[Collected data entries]
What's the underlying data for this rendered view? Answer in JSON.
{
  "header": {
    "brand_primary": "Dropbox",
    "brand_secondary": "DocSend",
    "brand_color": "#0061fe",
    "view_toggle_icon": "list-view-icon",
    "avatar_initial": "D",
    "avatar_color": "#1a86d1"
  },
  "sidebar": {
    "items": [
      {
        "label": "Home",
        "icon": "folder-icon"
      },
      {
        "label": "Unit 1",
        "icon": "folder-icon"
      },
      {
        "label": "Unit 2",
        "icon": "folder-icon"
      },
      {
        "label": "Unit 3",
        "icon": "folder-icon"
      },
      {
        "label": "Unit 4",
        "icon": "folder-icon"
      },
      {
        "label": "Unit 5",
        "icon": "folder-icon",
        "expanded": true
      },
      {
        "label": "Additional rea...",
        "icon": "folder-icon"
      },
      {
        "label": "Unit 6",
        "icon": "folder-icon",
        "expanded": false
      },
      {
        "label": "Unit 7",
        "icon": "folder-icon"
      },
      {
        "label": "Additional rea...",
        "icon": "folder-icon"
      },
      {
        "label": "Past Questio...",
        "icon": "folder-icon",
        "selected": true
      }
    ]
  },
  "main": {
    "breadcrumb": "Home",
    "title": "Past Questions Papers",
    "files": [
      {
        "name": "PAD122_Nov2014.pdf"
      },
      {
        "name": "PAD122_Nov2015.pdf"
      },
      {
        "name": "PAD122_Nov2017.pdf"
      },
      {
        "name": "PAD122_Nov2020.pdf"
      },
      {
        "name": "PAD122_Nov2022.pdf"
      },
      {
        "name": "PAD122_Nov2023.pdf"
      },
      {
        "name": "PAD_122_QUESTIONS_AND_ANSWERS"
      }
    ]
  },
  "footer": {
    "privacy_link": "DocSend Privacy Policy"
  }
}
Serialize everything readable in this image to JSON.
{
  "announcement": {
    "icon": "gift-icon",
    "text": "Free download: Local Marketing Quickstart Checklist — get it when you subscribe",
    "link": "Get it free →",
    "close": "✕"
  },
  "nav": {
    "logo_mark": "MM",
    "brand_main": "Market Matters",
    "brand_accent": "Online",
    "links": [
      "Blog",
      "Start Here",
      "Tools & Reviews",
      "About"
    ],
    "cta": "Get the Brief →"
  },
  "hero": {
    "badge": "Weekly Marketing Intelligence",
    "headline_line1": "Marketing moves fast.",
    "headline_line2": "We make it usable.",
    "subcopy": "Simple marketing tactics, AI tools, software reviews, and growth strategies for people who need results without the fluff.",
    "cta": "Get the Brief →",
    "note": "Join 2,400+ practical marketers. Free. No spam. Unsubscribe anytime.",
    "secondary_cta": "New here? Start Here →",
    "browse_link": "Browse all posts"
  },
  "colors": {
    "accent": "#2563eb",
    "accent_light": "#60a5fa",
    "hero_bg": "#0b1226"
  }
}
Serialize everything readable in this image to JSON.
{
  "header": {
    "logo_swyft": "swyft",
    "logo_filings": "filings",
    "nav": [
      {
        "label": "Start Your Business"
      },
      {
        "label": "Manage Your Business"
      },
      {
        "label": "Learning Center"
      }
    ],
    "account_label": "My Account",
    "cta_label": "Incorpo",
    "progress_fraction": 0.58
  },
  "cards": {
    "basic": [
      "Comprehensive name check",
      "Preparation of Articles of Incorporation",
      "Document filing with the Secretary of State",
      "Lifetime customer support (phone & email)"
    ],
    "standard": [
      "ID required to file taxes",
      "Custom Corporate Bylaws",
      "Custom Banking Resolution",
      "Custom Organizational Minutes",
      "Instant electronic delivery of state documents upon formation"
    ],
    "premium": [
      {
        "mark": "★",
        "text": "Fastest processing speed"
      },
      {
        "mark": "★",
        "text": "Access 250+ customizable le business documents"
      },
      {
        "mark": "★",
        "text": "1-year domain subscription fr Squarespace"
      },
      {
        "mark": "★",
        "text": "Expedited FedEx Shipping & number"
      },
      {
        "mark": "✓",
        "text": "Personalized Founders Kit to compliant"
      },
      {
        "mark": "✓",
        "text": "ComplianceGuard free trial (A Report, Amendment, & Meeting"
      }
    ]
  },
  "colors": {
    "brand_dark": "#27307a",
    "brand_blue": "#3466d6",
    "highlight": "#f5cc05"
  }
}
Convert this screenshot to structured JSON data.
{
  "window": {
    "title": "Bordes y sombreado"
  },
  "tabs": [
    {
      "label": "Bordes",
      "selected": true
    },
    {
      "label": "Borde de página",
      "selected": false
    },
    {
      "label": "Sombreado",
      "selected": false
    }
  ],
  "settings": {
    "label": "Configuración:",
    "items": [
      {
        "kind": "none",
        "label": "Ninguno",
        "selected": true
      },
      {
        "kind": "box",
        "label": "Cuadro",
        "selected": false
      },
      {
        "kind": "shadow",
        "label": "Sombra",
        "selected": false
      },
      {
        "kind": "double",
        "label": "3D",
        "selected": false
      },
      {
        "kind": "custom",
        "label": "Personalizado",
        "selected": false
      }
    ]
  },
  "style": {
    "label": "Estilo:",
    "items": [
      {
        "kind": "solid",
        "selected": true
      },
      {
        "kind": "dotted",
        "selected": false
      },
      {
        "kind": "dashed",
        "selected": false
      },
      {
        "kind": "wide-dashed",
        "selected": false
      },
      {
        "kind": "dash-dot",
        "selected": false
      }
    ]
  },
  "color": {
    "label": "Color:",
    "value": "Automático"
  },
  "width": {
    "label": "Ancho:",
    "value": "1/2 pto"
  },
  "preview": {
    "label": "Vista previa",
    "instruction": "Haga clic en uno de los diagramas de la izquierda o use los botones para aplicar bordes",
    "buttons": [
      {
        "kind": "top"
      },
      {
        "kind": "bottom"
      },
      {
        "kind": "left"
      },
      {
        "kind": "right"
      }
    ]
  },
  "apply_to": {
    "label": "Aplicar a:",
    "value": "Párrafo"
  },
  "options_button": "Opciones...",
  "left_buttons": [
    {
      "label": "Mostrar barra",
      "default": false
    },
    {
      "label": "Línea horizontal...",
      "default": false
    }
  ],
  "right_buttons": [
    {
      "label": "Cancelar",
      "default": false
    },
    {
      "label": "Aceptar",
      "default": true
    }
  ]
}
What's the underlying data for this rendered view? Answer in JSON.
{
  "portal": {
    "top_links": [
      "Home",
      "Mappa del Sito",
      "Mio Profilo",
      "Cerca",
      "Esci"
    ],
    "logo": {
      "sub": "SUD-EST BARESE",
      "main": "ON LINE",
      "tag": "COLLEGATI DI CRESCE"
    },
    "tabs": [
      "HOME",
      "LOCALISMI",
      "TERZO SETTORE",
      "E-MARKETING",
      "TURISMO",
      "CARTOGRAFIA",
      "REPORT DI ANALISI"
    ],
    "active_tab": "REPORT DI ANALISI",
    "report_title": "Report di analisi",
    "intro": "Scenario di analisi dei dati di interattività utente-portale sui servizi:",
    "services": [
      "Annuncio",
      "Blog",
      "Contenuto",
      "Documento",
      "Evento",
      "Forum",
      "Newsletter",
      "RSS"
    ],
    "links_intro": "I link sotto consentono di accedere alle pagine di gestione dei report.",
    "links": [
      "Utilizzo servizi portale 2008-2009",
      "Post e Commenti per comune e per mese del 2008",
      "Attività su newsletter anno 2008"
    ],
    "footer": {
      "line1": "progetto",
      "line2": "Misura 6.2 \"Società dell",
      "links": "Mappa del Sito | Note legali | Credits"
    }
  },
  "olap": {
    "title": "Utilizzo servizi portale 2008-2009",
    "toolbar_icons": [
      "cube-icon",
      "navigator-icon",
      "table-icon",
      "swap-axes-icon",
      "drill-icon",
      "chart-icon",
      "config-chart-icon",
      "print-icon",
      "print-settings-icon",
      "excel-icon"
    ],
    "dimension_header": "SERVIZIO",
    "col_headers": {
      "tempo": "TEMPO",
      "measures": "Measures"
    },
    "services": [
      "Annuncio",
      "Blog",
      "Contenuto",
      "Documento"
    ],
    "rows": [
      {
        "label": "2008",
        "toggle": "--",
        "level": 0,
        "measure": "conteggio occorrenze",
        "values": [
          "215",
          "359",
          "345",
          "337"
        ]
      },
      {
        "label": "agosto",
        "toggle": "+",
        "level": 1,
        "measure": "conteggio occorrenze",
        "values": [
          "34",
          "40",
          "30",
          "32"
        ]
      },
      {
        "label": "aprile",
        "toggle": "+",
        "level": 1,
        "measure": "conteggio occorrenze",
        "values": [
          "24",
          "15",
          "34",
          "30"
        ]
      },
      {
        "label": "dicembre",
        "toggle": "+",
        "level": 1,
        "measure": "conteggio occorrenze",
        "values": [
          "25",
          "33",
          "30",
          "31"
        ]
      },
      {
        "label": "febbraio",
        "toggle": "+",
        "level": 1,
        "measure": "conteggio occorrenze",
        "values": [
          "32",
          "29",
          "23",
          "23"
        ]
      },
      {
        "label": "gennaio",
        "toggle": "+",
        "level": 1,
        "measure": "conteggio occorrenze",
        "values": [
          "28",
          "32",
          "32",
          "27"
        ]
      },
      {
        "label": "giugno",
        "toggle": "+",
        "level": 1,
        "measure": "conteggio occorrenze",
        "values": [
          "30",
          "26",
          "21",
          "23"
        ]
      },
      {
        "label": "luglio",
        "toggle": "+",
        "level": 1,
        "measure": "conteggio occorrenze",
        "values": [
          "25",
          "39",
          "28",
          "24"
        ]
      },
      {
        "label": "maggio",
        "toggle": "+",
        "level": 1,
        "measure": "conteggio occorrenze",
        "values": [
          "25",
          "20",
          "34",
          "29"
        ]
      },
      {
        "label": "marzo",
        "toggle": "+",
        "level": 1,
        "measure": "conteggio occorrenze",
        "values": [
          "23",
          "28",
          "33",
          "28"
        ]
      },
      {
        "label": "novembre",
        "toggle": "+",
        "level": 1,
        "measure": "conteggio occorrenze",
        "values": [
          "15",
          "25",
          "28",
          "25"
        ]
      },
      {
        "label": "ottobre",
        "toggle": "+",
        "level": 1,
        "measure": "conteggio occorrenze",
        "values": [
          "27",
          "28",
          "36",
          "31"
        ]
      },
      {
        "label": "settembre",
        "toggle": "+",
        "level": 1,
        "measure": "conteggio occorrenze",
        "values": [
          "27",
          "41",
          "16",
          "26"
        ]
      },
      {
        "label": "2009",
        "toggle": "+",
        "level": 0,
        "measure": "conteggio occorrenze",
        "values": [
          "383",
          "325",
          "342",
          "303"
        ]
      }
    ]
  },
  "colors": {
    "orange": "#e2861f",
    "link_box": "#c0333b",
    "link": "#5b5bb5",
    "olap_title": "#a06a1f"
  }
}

* **What you are asked to do**
Which lines in the records above contain the string "Utilizzo"? Copy each one.

* **The response**
      "Utilizzo servizi portale 2008-2009",
    "title": "Utilizzo servizi portale 2008-2009",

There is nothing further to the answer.